- **Extract provided**
Re: master on Dataflow with schema aware PCollections stuck

2020-01-13 Thread Alex Van Boxel
Fix in this PR:

[BEAM-9113] Fix serialization proto logical types
https://github.com/apache/beam/pull/10569

or we all agree to *promote* the logical types to top-level logical types
(as described in the design document, see ticket):

[BEAM-9037] Instant and duration as logical type
https://github.com/apache/beam/pull/10486



 _/
_/ Alex Van Boxel


On Mon, Jan 13, 2020 at 8:40 PM Alex Van Boxel  wrote:

> So I think the following happens:
>
>1. the schema tree is initialized at construction time. The tree get
>serialized and send to the workers
>2. the workers deserialize the tree, but as the Timestamp logical type
>have a logical type with a *static* schema the schema will be 
> *re-initialized
>without the UUID* (as it was never serialized)
>3. this is why setting a fixed UUID at static initialization works
>
> So solution is
>
>- as tested, se a fixed UUID
>- make the schema not static in the logical type
>
>  _/
> _/ Alex Van Boxel
>
>
> On Mon, Jan 13, 2020 at 8:08 PM Reuven Lax  wrote:
>
>> SchemaCoder today recursively sets UUIDs for all schemas, including
>> logical types, in setSchemaIds. Is it possible that your changes modified
>> that logic somehow?
>>
>> On Mon, Jan 13, 2020 at 9:39 AM Alex Van Boxel  wrote:
>>
>>> This is the stacktrace:
>>>
>>>
>>> java.lang.IllegalStateException at
>>> org.apache.beam.vendor.guava.v26_0_jre.com.google.common.base.Preconditions.checkState(Preconditions.java:491)
>>> at
>>> org.apache.beam.sdk.coders.RowCoderGenerator.getCoder(RowCoderGenerator.java:380)
>>> at
>>> org.apache.beam.sdk.coders.RowCoderGenerator.getCoder(RowCoderGenerator.java:371)
>>> at
>>> org.apache.beam.sdk.coders.RowCoderGenerator.createComponentCoders(RowCoderGenerator.java:337)
>>> at
>>> org.apache.beam.sdk.coders.RowCoderGenerator.generate(RowCoderGenerator.java:140)

- **Request A**
List each distinct method name that appears in the stack trace of the Dataflow thread above, naming each method once.

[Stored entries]
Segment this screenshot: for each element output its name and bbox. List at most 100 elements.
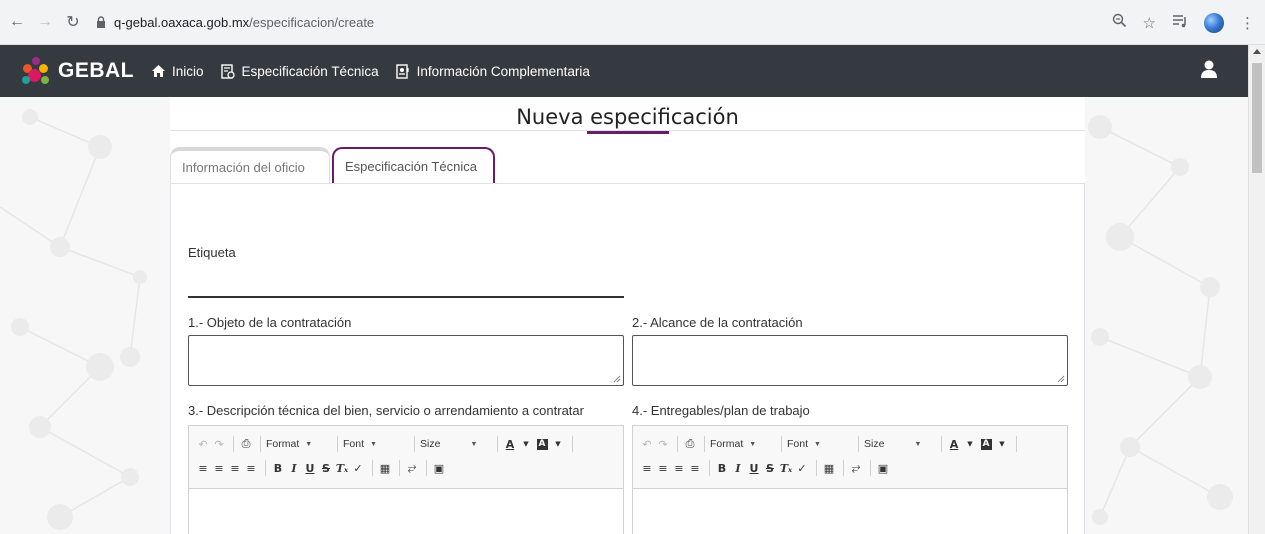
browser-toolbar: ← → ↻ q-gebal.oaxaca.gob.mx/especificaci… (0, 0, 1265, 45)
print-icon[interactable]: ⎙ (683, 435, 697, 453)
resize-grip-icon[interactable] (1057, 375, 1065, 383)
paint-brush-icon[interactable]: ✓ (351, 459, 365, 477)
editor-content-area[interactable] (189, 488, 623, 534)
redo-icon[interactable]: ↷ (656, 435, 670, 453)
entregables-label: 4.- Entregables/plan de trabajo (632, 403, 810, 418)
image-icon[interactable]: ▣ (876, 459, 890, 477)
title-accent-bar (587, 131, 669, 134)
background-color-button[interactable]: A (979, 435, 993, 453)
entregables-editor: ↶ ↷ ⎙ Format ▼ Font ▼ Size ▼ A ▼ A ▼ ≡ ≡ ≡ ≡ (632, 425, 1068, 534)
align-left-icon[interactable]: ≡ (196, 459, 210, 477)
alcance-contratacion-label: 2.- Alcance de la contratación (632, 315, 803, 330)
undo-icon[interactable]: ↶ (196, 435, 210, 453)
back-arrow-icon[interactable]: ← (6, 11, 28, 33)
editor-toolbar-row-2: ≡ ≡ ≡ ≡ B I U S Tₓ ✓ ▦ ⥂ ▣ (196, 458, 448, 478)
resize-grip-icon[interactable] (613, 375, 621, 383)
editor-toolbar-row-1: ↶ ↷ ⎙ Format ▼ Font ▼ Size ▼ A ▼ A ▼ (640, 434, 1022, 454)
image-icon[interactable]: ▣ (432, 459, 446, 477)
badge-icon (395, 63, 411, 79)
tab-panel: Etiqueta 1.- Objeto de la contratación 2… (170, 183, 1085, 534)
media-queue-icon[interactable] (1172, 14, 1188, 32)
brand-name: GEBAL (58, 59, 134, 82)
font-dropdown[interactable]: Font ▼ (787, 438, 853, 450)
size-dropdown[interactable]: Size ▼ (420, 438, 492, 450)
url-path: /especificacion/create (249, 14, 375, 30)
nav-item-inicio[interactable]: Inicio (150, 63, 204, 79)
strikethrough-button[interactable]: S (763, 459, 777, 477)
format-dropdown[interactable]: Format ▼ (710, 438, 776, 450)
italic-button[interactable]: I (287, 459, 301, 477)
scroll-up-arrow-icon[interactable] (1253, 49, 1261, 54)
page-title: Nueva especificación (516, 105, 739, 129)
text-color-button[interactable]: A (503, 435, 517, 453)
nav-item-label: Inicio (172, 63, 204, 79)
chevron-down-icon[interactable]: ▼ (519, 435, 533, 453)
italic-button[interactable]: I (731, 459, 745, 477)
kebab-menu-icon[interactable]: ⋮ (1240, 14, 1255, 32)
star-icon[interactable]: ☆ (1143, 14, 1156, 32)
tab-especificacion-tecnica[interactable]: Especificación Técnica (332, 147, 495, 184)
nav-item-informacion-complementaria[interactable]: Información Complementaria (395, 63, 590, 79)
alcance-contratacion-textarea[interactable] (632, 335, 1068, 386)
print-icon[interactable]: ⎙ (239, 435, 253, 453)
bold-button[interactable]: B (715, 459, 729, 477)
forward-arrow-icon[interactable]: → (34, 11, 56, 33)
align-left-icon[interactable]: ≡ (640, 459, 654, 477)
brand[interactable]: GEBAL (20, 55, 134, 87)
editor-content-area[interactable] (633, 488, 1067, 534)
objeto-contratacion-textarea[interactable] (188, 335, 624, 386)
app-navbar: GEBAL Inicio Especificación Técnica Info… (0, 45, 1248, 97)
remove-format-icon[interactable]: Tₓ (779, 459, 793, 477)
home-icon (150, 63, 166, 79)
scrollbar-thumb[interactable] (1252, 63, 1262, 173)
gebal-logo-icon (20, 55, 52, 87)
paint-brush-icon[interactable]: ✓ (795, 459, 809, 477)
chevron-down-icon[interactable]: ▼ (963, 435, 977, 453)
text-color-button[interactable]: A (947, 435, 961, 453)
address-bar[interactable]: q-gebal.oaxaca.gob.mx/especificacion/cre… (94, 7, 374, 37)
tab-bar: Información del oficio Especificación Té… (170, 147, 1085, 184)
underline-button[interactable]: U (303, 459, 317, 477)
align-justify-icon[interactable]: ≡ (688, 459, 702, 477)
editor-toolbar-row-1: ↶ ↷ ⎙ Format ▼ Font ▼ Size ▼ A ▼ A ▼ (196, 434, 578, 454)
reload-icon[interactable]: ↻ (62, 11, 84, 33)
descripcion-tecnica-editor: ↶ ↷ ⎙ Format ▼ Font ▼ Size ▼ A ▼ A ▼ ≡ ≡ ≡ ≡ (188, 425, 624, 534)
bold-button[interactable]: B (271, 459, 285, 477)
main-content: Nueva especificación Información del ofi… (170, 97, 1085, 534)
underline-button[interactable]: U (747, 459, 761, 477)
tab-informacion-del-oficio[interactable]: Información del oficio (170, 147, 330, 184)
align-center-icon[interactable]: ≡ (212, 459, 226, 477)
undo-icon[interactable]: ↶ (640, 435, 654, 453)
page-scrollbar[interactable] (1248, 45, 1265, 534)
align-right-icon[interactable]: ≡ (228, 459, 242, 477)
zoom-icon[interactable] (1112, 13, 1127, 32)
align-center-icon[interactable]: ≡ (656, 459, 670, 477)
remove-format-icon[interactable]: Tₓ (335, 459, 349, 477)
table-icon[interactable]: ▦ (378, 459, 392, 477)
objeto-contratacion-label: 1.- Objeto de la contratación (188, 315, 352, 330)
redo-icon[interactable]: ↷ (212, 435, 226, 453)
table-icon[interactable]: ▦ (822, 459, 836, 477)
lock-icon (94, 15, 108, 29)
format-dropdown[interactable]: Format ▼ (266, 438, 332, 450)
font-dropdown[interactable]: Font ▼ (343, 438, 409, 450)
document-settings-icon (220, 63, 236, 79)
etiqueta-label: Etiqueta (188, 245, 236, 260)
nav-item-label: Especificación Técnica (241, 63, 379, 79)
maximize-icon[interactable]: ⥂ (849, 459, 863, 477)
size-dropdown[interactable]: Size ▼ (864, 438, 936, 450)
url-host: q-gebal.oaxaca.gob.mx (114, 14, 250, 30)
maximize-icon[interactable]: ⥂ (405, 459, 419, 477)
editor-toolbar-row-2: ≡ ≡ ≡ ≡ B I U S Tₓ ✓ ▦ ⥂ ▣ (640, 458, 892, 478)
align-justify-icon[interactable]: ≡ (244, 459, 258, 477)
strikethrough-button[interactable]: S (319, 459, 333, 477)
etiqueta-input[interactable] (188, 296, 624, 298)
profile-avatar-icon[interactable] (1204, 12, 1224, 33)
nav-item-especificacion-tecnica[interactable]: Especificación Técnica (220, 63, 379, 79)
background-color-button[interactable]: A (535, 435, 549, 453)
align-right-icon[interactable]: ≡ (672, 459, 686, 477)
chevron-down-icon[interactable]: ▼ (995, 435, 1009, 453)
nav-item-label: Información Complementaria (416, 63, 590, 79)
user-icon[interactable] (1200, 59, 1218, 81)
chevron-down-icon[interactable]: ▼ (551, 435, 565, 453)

...

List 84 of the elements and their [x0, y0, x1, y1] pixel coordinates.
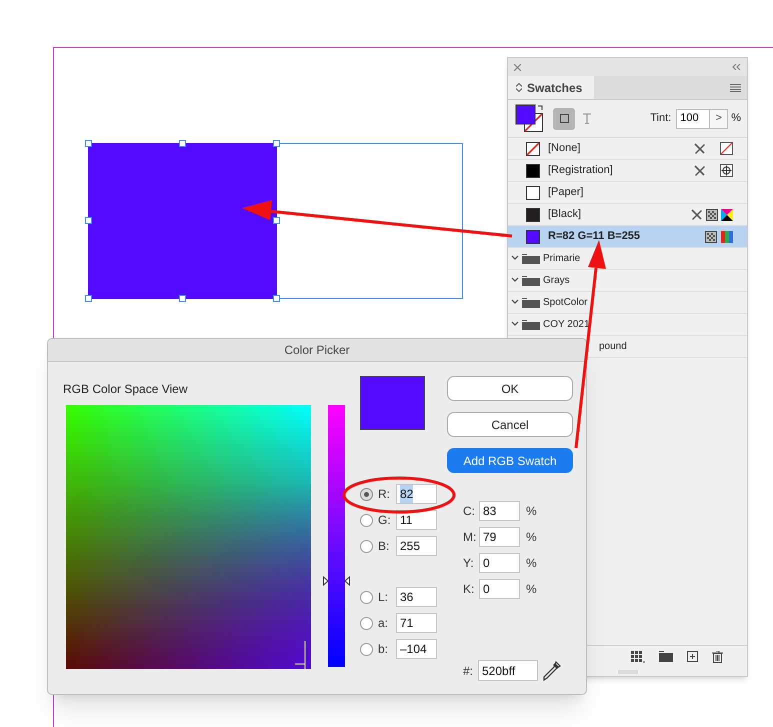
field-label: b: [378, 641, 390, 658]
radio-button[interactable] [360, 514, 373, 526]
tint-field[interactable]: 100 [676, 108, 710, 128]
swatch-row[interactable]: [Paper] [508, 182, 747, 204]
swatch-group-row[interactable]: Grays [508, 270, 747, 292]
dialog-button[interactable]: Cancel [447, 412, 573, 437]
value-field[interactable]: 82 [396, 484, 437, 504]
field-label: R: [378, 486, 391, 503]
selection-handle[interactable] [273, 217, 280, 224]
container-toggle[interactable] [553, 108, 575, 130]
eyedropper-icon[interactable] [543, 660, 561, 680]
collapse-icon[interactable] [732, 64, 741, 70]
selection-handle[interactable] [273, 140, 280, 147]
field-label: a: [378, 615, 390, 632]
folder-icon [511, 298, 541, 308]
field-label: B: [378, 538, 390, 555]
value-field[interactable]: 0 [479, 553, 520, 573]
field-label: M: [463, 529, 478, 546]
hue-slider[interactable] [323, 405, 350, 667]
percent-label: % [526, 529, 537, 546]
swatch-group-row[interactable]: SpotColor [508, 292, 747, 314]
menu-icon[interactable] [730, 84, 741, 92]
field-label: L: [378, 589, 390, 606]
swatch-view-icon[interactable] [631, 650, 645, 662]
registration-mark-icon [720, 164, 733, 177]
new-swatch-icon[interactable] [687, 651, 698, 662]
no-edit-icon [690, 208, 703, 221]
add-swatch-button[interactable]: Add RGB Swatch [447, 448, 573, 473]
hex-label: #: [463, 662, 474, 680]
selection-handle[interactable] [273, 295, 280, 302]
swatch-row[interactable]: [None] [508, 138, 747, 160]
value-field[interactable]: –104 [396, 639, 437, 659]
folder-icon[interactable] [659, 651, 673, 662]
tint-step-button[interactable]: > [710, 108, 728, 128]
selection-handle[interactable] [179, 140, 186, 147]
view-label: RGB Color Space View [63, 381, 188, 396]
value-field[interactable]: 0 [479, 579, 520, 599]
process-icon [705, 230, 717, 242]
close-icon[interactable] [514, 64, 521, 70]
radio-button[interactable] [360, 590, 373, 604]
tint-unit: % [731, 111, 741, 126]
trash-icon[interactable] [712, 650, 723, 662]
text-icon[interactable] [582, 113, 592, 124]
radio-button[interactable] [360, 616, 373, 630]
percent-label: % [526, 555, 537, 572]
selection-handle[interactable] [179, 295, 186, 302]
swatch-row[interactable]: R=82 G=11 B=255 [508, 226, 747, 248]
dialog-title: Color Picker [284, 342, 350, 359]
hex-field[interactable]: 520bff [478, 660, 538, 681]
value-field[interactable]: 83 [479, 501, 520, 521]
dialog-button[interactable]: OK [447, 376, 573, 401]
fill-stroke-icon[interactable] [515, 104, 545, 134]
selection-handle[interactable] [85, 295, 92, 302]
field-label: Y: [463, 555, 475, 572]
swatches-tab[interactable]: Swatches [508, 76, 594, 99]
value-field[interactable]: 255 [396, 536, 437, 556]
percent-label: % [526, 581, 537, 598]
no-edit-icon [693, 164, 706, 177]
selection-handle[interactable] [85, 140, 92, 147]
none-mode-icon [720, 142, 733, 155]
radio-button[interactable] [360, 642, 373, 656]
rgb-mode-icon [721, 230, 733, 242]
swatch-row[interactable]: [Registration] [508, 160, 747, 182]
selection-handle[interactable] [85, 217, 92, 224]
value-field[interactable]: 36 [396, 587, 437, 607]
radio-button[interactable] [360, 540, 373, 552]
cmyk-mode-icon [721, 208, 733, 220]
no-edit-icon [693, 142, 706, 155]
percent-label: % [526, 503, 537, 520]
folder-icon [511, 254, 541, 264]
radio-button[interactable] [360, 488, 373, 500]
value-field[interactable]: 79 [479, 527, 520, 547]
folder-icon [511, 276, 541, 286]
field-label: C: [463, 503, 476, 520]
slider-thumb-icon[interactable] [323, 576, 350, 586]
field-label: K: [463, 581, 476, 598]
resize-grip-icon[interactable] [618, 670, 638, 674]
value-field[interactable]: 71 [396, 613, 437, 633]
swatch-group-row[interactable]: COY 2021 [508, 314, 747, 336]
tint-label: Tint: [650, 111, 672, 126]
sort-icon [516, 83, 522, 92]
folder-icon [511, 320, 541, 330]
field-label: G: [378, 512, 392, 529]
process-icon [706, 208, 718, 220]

- **Request B**
List every line of the rows above that contains the string "paint". Case counts.

- **Written reply A**
- checkState
- getCoder
- createComponentCoders
- generate

- **Written reply B**
paint-brush-icon[interactable]: ✓ (351, 459, 365, 477)
paint-brush-icon[interactable]: ✓ (795, 459, 809, 477)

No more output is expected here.